* begin RECORDS FOR THIS EXERCISE *

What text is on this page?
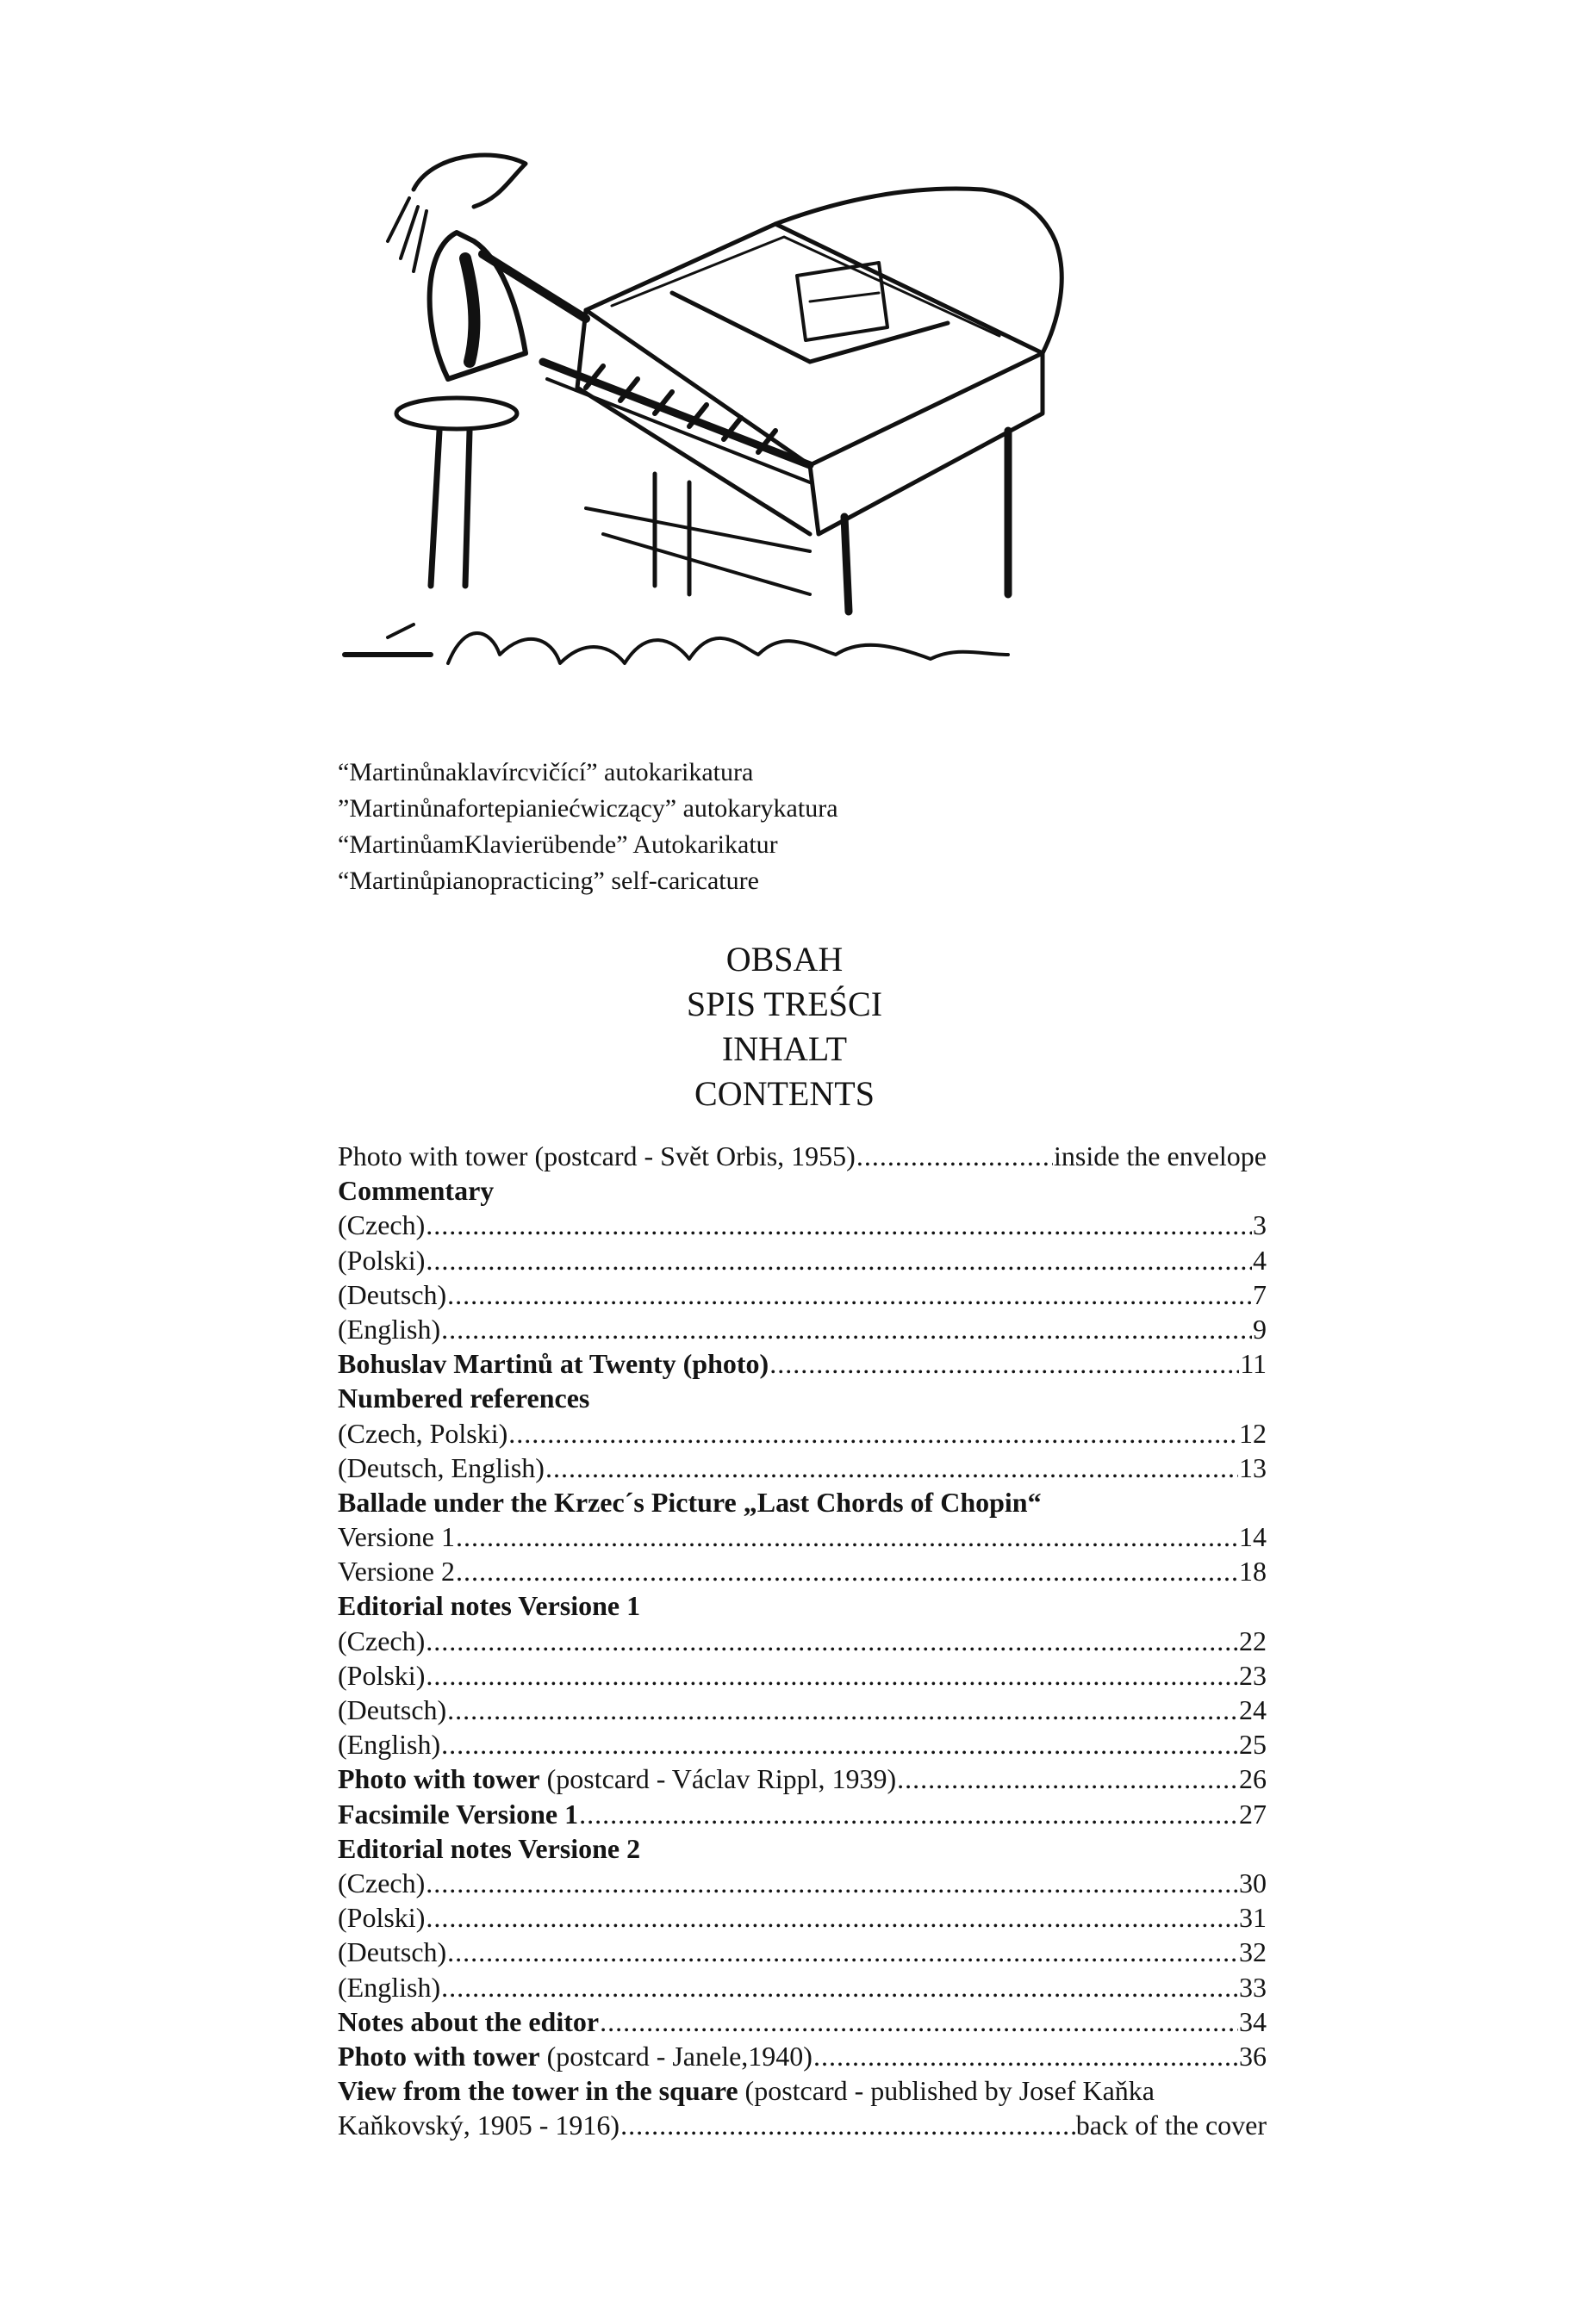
“Martinůnaklavírcvičící” autokarikatura
”Martinůnafortepianiećwiczący” autokarykatura
“MartinůamKlavierübende” Autokarikatur
“Martinůpianopracticing” self-caricature
OBSAH
SPIS TREŚCI
INHALT
CONTENTS
Photo with tower (postcard - Svět Orbis, 1955) .....	inside the envelope
Commentary
(Czech) .....	3
(Polski) .....	4
(Deutsch) .....	7
(English) .....	9
Bohuslav Martinů at Twenty (photo) .....	11
Numbered references
(Czech, Polski) .....	12
(Deutsch, English) .....	13
Ballade under the Krzec´s Picture „Last Chords of Chopin“
Versione 1 .....	14
Versione 2 .....	18
Editorial notes Versione 1
(Czech) .....	22
(Polski) .....	23
(Deutsch) .....	24
(English) .....	25
Photo with tower (postcard - Václav Rippl, 1939) .....	26
Facsimile Versione 1 .....	27
Editorial notes Versione 2
(Czech) .....	30
(Polski) .....	31
(Deutsch) .....	32
(English) .....	33
Notes about the editor .....	34
Photo with tower (postcard - Janele,1940) .....	36
View from the tower in the square (postcard - published by Josef Kaňka
Kaňkovský, 1905 - 1916) .....	back of the cover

* end RECORDS FOR THIS EXERCISE *

▶ **WORK TO DO**
Only the number is wanted: how many lines in the entries above contain the word "Versione"?

▶ **ANSWER TO THE EXERCISE**
5